▶ **What is required**
Please reproduce the data below exactly, from the first line to the last.

»»

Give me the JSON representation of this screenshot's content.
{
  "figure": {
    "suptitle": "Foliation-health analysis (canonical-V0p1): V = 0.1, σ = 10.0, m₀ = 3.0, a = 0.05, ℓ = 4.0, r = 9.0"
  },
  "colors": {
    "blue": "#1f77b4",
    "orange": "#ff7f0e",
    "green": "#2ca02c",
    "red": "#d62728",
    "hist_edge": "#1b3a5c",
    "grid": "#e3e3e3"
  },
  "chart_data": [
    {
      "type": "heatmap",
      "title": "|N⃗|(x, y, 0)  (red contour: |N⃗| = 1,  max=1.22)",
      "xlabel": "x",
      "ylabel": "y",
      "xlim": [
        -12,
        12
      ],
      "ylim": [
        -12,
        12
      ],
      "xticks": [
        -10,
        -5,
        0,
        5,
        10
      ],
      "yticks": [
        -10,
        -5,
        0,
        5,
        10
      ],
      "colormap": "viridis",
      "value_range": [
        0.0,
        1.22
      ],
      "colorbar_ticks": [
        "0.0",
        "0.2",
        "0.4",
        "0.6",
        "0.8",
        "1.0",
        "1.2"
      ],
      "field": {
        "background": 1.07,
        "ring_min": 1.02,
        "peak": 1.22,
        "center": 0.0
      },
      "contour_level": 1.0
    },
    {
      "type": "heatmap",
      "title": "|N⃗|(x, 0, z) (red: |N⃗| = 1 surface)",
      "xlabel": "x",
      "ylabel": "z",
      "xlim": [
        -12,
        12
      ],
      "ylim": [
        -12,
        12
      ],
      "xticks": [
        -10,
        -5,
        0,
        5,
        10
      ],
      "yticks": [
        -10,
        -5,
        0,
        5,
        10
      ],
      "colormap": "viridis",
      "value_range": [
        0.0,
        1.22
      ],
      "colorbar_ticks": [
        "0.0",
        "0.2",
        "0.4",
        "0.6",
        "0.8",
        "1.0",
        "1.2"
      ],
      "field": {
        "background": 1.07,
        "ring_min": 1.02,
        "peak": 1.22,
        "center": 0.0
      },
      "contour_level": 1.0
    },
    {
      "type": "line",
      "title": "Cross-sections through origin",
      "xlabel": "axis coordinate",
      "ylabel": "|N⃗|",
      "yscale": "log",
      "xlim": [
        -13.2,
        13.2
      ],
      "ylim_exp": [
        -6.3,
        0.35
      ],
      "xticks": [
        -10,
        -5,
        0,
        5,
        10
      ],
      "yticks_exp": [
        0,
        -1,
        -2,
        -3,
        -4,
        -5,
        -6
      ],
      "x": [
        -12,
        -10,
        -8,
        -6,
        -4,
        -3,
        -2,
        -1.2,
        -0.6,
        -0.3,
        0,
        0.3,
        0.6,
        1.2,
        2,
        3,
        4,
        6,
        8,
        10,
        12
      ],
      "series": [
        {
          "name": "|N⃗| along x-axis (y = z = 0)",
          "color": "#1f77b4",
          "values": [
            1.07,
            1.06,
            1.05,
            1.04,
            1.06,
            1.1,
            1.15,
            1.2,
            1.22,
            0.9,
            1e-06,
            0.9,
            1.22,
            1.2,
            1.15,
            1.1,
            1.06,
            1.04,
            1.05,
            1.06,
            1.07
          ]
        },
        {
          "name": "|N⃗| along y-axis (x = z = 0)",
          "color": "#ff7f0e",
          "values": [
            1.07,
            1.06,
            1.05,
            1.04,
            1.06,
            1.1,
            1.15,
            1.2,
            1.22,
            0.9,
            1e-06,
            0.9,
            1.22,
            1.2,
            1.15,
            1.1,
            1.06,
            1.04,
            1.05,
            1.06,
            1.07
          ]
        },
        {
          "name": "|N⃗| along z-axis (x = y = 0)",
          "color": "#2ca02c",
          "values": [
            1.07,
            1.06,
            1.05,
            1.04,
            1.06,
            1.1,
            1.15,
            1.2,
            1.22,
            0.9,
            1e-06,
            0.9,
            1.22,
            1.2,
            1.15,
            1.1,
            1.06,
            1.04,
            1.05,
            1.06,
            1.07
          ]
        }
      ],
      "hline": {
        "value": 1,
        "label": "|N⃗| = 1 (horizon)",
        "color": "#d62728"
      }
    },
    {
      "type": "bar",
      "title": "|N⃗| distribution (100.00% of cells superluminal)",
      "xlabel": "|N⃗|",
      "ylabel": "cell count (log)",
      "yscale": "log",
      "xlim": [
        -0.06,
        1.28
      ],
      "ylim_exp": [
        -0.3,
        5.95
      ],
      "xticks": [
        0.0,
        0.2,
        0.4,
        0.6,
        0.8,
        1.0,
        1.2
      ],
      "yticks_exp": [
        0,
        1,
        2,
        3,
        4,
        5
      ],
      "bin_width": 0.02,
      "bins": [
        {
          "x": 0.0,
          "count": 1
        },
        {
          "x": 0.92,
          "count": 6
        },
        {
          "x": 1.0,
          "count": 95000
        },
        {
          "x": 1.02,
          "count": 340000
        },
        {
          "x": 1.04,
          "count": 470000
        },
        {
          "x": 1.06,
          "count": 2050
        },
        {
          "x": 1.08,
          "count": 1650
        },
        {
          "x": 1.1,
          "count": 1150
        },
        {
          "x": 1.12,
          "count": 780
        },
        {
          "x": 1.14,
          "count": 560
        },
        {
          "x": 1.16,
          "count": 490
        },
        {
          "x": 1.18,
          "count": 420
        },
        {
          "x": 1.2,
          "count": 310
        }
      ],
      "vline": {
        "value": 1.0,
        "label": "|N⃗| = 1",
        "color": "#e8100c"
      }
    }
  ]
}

««

▶ **Reply**
Give me the JSON representation of this screenshot's content.
{
  "figure": {
    "suptitle": "Foliation-health analysis (canonical-V0p1): V = 0.1, σ = 10.0, m₀ = 3.0, a = 0.05, ℓ = 4.0, r = 9.0"
  },
  "colors": {
    "blue": "#1f77b4",
    "orange": "#ff7f0e",
    "green": "#2ca02c",
    "red": "#d62728",
    "hist_edge": "#1b3a5c",
    "grid": "#e3e3e3"
  },
  "chart_data": [
    {
      "type": "heatmap",
      "title": "|N⃗|(x, y, 0)  (red contour: |N⃗| = 1,  max=1.22)",
      "xlabel": "x",
      "ylabel": "y",
      "xlim": [
        -12,
        12
      ],
      "ylim": [
        -12,
        12
      ],
      "xticks": [
        -10,
        -5,
        0,
        5,
        10
      ],
      "yticks": [
        -10,
        -5,
        0,
        5,
        10
      ],
      "colormap": "viridis",
      "value_range": [
        0.0,
        1.22
      ],
      "colorbar_ticks": [
        "0.0",
        "0.2",
        "0.4",
        "0.6",
        "0.8",
        "1.0",
        "1.2"
      ],
      "field": {
        "background": 1.07,
        "ring_min": 1.02,
        "peak": 1.22,
        "center": 0.0
      },
      "contour_level": 1.0
    },
    {
      "type": "heatmap",
      "title": "|N⃗|(x, 0, z) (red: |N⃗| = 1 surface)",
      "xlabel": "x",
      "ylabel": "z",
      "xlim": [
        -12,
        12
      ],
      "ylim": [
        -12,
        12
      ],
      "xticks": [
        -10,
        -5,
        0,
        5,
        10
      ],
      "yticks": [
        -10,
        -5,
        0,
        5,
        10
      ],
      "colormap": "viridis",
      "value_range": [
        0.0,
        1.22
      ],
      "colorbar_ticks": [
        "0.0",
        "0.2",
        "0.4",
        "0.6",
        "0.8",
        "1.0",
        "1.2"
      ],
      "field": {
        "background": 1.07,
        "ring_min": 1.02,
        "peak": 1.22,
        "center": 0.0
      },
      "contour_level": 1.0
    },
    {
      "type": "line",
      "title": "Cross-sections through origin",
      "xlabel": "axis coordinate",
      "ylabel": "|N⃗|",
      "yscale": "log",
      "xlim": [
        -13.2,
        13.2
      ],
      "ylim_exp": [
        -6.3,
        0.35
      ],
      "xticks": [
        -10,
        -5,
        0,
        5,
        10
      ],
      "yticks_exp": [
        0,
        -1,
        -2,
        -3,
        -4,
        -5,
        -6
      ],
      "x": [
        -12,
        -10,
        -8,
        -6,
        -4,
        -3,
        -2,
        -1.2,
        -0.6,
        -0.3,
        0,
        0.3,
        0.6,
        1.2,
        2,
        3,
        4,
        6,
        8,
        10,
        12
      ],
      "series": [
        {
          "name": "|N⃗| along x-axis (y = z = 0)",
          "color": "#1f77b4",
          "values": [
            1.07,
            1.06,
            1.05,
            1.04,
            1.06,
            1.1,
            1.15,
            1.2,
            1.22,
            0.9,
            1e-06,
            0.9,
            1.22,
            1.2,
            1.15,
            1.1,
            1.06,
            1.04,
            1.05,
            1.06,
            1.07
          ]
        },
        {
          "name": "|N⃗| along y-axis (x = z = 0)",
          "color": "#ff7f0e",
          "values": [
            1.07,
            1.06,
            1.05,
            1.04,
            1.06,
            1.1,
            1.15,
            1.2,
            1.22,
            0.9,
            1e-06,
            0.9,
            1.22,
            1.2,
            1.15,
            1.1,
            1.06,
            1.04,
            1.05,
            1.06,
            1.07
          ]
        },
        {
          "name": "|N⃗| along z-axis (x = y = 0)",
          "color": "#2ca02c",
          "values": [
            1.07,
            1.06,
            1.05,
            1.04,
            1.06,
            1.1,
            1.15,
            1.2,
            1.22,
            0.9,
            1e-06,
            0.9,
            1.22,
            1.2,
            1.15,
            1.1,
            1.06,
            1.04,
            1.05,
            1.06,
            1.07
          ]
        }
      ],
      "hline": {
        "value": 1,
        "label": "|N⃗| = 1 (horizon)",
        "color": "#d62728"
      }
    },
    {
      "type": "bar",
      "title": "|N⃗| distribution (100.00% of cells superluminal)",
      "xlabel": "|N⃗|",
      "ylabel": "cell count (log)",
      "yscale": "log",
      "xlim": [
        -0.06,
        1.28
      ],
      "ylim_exp": [
        -0.3,
        5.95
      ],
      "xticks": [
        0.0,
        0.2,
        0.4,
        0.6,
        0.8,
        1.0,
        1.2
      ],
      "yticks_exp": [
        0,
        1,
        2,
        3,
        4,
        5
      ],
      "bin_width": 0.02,
      "bins": [
        {
          "x": 0.0,
          "count": 1
        },
        {
          "x": 0.92,
          "count": 6
        },
        {
          "x": 1.0,
          "count": 95000
        },
        {
          "x": 1.02,
          "count": 340000
        },
        {
          "x": 1.04,
          "count": 470000
        },
        {
          "x": 1.06,
          "count": 2050
        },
        {
          "x": 1.08,
          "count": 1650
        },
        {
          "x": 1.1,
          "count": 1150
        },
        {
          "x": 1.12,
          "count": 780
        },
        {
          "x": 1.14,
          "count": 560
        },
        {
          "x": 1.16,
          "count": 490
        },
        {
          "x": 1.18,
          "count": 420
        },
        {
          "x": 1.2,
          "count": 310
        }
      ],
      "vline": {
        "value": 1.0,
        "label": "|N⃗| = 1",
        "color": "#e8100c"
      }
    }
  ]
}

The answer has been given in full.